* [Your objective]: Go through the listing and copy every line word for word.

* [Data shown]:
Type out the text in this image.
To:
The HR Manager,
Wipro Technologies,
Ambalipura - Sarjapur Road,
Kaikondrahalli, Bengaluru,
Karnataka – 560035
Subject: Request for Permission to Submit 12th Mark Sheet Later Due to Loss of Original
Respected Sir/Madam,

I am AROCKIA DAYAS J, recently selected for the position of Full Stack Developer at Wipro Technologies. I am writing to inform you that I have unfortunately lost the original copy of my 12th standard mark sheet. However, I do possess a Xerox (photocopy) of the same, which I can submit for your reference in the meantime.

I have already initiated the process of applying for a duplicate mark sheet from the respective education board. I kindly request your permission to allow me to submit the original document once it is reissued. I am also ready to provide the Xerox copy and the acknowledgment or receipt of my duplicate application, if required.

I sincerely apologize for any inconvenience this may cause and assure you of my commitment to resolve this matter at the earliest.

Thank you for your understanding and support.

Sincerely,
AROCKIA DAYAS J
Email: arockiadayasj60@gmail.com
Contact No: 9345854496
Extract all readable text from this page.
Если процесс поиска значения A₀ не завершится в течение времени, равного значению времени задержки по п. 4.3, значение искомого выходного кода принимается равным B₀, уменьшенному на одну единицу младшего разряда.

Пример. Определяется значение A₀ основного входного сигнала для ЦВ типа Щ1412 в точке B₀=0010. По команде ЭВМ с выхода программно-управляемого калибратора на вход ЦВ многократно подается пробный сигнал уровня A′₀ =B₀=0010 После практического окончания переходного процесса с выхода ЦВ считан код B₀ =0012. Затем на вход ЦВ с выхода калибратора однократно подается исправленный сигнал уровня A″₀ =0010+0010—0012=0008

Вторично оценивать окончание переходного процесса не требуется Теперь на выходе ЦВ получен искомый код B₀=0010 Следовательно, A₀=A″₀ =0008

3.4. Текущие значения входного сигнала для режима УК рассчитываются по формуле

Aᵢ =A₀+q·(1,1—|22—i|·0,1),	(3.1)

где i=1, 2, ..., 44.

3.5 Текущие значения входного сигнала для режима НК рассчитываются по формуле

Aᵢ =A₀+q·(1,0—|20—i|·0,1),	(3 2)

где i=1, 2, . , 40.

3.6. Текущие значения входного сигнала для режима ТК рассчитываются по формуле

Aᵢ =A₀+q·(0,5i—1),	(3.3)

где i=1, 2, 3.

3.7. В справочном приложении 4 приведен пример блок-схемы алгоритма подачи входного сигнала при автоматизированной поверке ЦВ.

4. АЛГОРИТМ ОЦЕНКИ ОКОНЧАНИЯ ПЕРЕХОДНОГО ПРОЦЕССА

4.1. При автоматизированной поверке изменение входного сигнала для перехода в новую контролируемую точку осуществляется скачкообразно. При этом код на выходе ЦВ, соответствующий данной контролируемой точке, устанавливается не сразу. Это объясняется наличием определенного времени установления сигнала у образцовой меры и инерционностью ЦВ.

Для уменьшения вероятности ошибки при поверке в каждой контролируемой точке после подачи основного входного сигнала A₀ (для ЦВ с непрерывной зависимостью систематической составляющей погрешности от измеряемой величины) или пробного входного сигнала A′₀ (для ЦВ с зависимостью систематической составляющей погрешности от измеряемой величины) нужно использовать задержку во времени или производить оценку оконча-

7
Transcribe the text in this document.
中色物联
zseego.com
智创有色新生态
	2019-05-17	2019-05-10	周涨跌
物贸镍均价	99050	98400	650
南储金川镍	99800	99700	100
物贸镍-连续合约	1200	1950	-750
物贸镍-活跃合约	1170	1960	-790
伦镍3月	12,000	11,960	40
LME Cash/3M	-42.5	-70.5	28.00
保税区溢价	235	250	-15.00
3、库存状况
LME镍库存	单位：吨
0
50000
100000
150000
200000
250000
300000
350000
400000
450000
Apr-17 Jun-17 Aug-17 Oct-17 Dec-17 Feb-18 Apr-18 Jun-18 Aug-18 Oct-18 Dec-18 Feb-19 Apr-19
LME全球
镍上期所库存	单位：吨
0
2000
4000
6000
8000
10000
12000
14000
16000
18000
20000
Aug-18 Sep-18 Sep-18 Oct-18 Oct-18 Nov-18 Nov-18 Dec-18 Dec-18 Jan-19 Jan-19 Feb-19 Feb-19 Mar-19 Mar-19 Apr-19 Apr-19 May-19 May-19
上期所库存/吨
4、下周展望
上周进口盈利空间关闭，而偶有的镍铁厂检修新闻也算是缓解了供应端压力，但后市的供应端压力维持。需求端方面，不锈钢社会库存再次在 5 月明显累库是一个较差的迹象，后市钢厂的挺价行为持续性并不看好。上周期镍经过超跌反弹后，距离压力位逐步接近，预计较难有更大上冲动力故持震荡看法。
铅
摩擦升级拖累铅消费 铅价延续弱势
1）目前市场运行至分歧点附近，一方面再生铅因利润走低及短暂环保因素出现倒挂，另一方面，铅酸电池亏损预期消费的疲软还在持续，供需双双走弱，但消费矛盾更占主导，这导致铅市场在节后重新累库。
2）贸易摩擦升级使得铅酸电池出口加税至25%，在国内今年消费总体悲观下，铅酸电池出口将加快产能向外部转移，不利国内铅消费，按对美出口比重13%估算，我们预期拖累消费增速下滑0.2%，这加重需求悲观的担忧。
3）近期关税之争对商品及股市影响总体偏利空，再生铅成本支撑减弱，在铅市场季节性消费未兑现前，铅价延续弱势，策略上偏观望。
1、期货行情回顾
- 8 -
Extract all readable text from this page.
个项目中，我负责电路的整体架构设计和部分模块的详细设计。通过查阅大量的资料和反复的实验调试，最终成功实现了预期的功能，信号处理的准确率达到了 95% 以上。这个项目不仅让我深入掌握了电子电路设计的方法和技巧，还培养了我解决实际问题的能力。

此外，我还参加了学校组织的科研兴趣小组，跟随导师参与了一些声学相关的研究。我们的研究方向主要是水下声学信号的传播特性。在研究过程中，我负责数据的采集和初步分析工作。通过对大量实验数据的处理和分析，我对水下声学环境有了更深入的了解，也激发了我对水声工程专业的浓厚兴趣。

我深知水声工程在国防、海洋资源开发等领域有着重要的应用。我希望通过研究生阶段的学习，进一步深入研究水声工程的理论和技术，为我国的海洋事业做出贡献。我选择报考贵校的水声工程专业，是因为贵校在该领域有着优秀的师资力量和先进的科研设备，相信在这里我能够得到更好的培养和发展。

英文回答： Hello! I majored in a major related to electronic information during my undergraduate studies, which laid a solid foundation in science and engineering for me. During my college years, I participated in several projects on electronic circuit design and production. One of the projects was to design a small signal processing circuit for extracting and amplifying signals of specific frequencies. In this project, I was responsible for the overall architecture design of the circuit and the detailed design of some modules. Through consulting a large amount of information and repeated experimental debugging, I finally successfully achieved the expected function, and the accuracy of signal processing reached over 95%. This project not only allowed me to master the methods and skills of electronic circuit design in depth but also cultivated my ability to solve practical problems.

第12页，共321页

* [Full response]:
Type out the text in this image.
To:
The HR Manager,
Wipro Technologies,
Ambalipura - Sarjapur Road,
Kaikondrahalli, Bengaluru,
Karnataka – 560035
Subject: Request for Permission to Submit 12th Mark Sheet Later Due to Loss of Original
Respected Sir/Madam,

I am AROCKIA DAYAS J, recently selected for the position of Full Stack Developer at Wipro Technologies. I am writing to inform you that I have unfortunately lost the original copy of my 12th standard mark sheet. However, I do possess a Xerox (photocopy) of the same, which I can submit for your reference in the meantime.

I have already initiated the process of applying for a duplicate mark sheet from the respective education board. I kindly request your permission to allow me to submit the original document once it is reissued. I am also ready to provide the Xerox copy and the acknowledgment or receipt of my duplicate application, if required.

I sincerely apologize for any inconvenience this may cause and assure you of my commitment to resolve this matter at the earliest.

Thank you for your understanding and support.

Sincerely,
AROCKIA DAYAS J
Email: arockiadayasj60@gmail.com
Contact No: 9345854496
Extract all readable text from this page.
Если процесс поиска значения A₀ не завершится в течение времени, равного значению времени задержки по п. 4.3, значение искомого выходного кода принимается равным B₀, уменьшенному на одну единицу младшего разряда.

Пример. Определяется значение A₀ основного входного сигнала для ЦВ типа Щ1412 в точке B₀=0010. По команде ЭВМ с выхода программно-управляемого калибратора на вход ЦВ многократно подается пробный сигнал уровня A′₀ =B₀=0010 После практического окончания переходного процесса с выхода ЦВ считан код B₀ =0012. Затем на вход ЦВ с выхода калибратора однократно подается исправленный сигнал уровня A″₀ =0010+0010—0012=0008

Вторично оценивать окончание переходного процесса не требуется Теперь на выходе ЦВ получен искомый код B₀=0010 Следовательно, A₀=A″₀ =0008

3.4. Текущие значения входного сигнала для режима УК рассчитываются по формуле

Aᵢ =A₀+q·(1,1—|22—i|·0,1),	(3.1)

где i=1, 2, ..., 44.

3.5 Текущие значения входного сигнала для режима НК рассчитываются по формуле

Aᵢ =A₀+q·(1,0—|20—i|·0,1),	(3 2)

где i=1, 2, . , 40.

3.6. Текущие значения входного сигнала для режима ТК рассчитываются по формуле

Aᵢ =A₀+q·(0,5i—1),	(3.3)

где i=1, 2, 3.

3.7. В справочном приложении 4 приведен пример блок-схемы алгоритма подачи входного сигнала при автоматизированной поверке ЦВ.

4. АЛГОРИТМ ОЦЕНКИ ОКОНЧАНИЯ ПЕРЕХОДНОГО ПРОЦЕССА

4.1. При автоматизированной поверке изменение входного сигнала для перехода в новую контролируемую точку осуществляется скачкообразно. При этом код на выходе ЦВ, соответствующий данной контролируемой точке, устанавливается не сразу. Это объясняется наличием определенного времени установления сигнала у образцовой меры и инерционностью ЦВ.

Для уменьшения вероятности ошибки при поверке в каждой контролируемой точке после подачи основного входного сигнала A₀ (для ЦВ с непрерывной зависимостью систематической составляющей погрешности от измеряемой величины) или пробного входного сигнала A′₀ (для ЦВ с зависимостью систематической составляющей погрешности от измеряемой величины) нужно использовать задержку во времени или производить оценку оконча-

7
Transcribe the text in this document.
中色物联
zseego.com
智创有色新生态
	2019-05-17	2019-05-10	周涨跌
物贸镍均价	99050	98400	650
南储金川镍	99800	99700	100
物贸镍-连续合约	1200	1950	-750
物贸镍-活跃合约	1170	1960	-790
伦镍3月	12,000	11,960	40
LME Cash/3M	-42.5	-70.5	28.00
保税区溢价	235	250	-15.00
3、库存状况
LME镍库存	单位：吨
0
50000
100000
150000
200000
250000
300000
350000
400000
450000
Apr-17 Jun-17 Aug-17 Oct-17 Dec-17 Feb-18 Apr-18 Jun-18 Aug-18 Oct-18 Dec-18 Feb-19 Apr-19
LME全球
镍上期所库存	单位：吨
0
2000
4000
6000
8000
10000
12000
14000
16000
18000
20000
Aug-18 Sep-18 Sep-18 Oct-18 Oct-18 Nov-18 Nov-18 Dec-18 Dec-18 Jan-19 Jan-19 Feb-19 Feb-19 Mar-19 Mar-19 Apr-19 Apr-19 May-19 May-19
上期所库存/吨
4、下周展望
上周进口盈利空间关闭，而偶有的镍铁厂检修新闻也算是缓解了供应端压力，但后市的供应端压力维持。需求端方面，不锈钢社会库存再次在 5 月明显累库是一个较差的迹象，后市钢厂的挺价行为持续性并不看好。上周期镍经过超跌反弹后，距离压力位逐步接近，预计较难有更大上冲动力故持震荡看法。
铅
摩擦升级拖累铅消费 铅价延续弱势
1）目前市场运行至分歧点附近，一方面再生铅因利润走低及短暂环保因素出现倒挂，另一方面，铅酸电池亏损预期消费的疲软还在持续，供需双双走弱，但消费矛盾更占主导，这导致铅市场在节后重新累库。
2）贸易摩擦升级使得铅酸电池出口加税至25%，在国内今年消费总体悲观下，铅酸电池出口将加快产能向外部转移，不利国内铅消费，按对美出口比重13%估算，我们预期拖累消费增速下滑0.2%，这加重需求悲观的担忧。
3）近期关税之争对商品及股市影响总体偏利空，再生铅成本支撑减弱，在铅市场季节性消费未兑现前，铅价延续弱势，策略上偏观望。
1、期货行情回顾
- 8 -
Extract all readable text from this page.
个项目中，我负责电路的整体架构设计和部分模块的详细设计。通过查阅大量的资料和反复的实验调试，最终成功实现了预期的功能，信号处理的准确率达到了 95% 以上。这个项目不仅让我深入掌握了电子电路设计的方法和技巧，还培养了我解决实际问题的能力。

此外，我还参加了学校组织的科研兴趣小组，跟随导师参与了一些声学相关的研究。我们的研究方向主要是水下声学信号的传播特性。在研究过程中，我负责数据的采集和初步分析工作。通过对大量实验数据的处理和分析，我对水下声学环境有了更深入的了解，也激发了我对水声工程专业的浓厚兴趣。

我深知水声工程在国防、海洋资源开发等领域有着重要的应用。我希望通过研究生阶段的学习，进一步深入研究水声工程的理论和技术，为我国的海洋事业做出贡献。我选择报考贵校的水声工程专业，是因为贵校在该领域有着优秀的师资力量和先进的科研设备，相信在这里我能够得到更好的培养和发展。

英文回答： Hello! I majored in a major related to electronic information during my undergraduate studies, which laid a solid foundation in science and engineering for me. During my college years, I participated in several projects on electronic circuit design and production. One of the projects was to design a small signal processing circuit for extracting and amplifying signals of specific frequencies. In this project, I was responsible for the overall architecture design of the circuit and the detailed design of some modules. Through consulting a large amount of information and repeated experimental debugging, I finally successfully achieved the expected function, and the accuracy of signal processing reached over 95%. This project not only allowed me to master the methods and skills of electronic circuit design in depth but also cultivated my ability to solve practical problems.

第12页，共321页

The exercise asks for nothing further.